## Short task
Give every line of the material again, exactly as written.
— begin —
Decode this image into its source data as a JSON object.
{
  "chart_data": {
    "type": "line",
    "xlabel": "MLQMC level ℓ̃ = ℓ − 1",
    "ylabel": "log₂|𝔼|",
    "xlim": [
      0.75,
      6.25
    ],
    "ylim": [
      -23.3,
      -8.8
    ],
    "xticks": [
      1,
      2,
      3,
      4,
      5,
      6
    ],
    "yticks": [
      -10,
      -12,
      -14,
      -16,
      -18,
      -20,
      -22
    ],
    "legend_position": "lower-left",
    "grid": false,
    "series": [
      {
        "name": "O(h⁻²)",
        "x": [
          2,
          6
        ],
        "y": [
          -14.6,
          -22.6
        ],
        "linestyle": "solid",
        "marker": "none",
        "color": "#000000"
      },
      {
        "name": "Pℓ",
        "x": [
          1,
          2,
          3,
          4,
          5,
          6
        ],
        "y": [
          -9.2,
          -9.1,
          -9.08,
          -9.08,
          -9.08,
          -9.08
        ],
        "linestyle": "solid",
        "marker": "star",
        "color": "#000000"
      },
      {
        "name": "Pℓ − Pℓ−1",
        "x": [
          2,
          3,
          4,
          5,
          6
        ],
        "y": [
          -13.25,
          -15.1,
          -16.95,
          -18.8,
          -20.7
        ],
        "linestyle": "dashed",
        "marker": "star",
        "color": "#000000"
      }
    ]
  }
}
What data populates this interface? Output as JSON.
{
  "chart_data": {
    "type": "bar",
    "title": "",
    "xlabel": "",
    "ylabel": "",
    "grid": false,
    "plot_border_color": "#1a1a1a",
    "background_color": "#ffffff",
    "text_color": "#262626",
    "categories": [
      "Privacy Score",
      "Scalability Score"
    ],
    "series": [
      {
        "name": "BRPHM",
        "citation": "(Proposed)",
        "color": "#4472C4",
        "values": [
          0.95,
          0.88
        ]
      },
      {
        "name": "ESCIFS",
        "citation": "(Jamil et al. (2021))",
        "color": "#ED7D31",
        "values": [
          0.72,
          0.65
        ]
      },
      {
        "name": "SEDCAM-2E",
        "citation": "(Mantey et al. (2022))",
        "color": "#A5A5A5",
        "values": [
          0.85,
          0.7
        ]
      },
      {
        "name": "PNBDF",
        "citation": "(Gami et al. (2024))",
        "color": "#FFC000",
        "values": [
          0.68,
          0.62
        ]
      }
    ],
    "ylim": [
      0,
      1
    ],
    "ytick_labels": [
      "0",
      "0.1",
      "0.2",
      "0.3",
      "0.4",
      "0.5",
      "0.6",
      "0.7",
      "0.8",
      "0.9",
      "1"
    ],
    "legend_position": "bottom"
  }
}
— end —
## Output for this task
Decode this image into its source data as a JSON object.
{
  "chart_data": {
    "type": "line",
    "xlabel": "MLQMC level ℓ̃ = ℓ − 1",
    "ylabel": "log₂|𝔼|",
    "xlim": [
      0.75,
      6.25
    ],
    "ylim": [
      -23.3,
      -8.8
    ],
    "xticks": [
      1,
      2,
      3,
      4,
      5,
      6
    ],
    "yticks": [
      -10,
      -12,
      -14,
      -16,
      -18,
      -20,
      -22
    ],
    "legend_position": "lower-left",
    "grid": false,
    "series": [
      {
        "name": "O(h⁻²)",
        "x": [
          2,
          6
        ],
        "y": [
          -14.6,
          -22.6
        ],
        "linestyle": "solid",
        "marker": "none",
        "color": "#000000"
      },
      {
        "name": "Pℓ",
        "x": [
          1,
          2,
          3,
          4,
          5,
          6
        ],
        "y": [
          -9.2,
          -9.1,
          -9.08,
          -9.08,
          -9.08,
          -9.08
        ],
        "linestyle": "solid",
        "marker": "star",
        "color": "#000000"
      },
      {
        "name": "Pℓ − Pℓ−1",
        "x": [
          2,
          3,
          4,
          5,
          6
        ],
        "y": [
          -13.25,
          -15.1,
          -16.95,
          -18.8,
          -20.7
        ],
        "linestyle": "dashed",
        "marker": "star",
        "color": "#000000"
      }
    ]
  }
}
What data populates this interface? Output as JSON.
{
  "chart_data": {
    "type": "bar",
    "title": "",
    "xlabel": "",
    "ylabel": "",
    "grid": false,
    "plot_border_color": "#1a1a1a",
    "background_color": "#ffffff",
    "text_color": "#262626",
    "categories": [
      "Privacy Score",
      "Scalability Score"
    ],
    "series": [
      {
        "name": "BRPHM",
        "citation": "(Proposed)",
        "color": "#4472C4",
        "values": [
          0.95,
          0.88
        ]
      },
      {
        "name": "ESCIFS",
        "citation": "(Jamil et al. (2021))",
        "color": "#ED7D31",
        "values": [
          0.72,
          0.65
        ]
      },
      {
        "name": "SEDCAM-2E",
        "citation": "(Mantey et al. (2022))",
        "color": "#A5A5A5",
        "values": [
          0.85,
          0.7
        ]
      },
      {
        "name": "PNBDF",
        "citation": "(Gami et al. (2024))",
        "color": "#FFC000",
        "values": [
          0.68,
          0.62
        ]
      }
    ],
    "ylim": [
      0,
      1
    ],
    "ytick_labels": [
      "0",
      "0.1",
      "0.2",
      "0.3",
      "0.4",
      "0.5",
      "0.6",
      "0.7",
      "0.8",
      "0.9",
      "1"
    ],
    "legend_position": "bottom"
  }
}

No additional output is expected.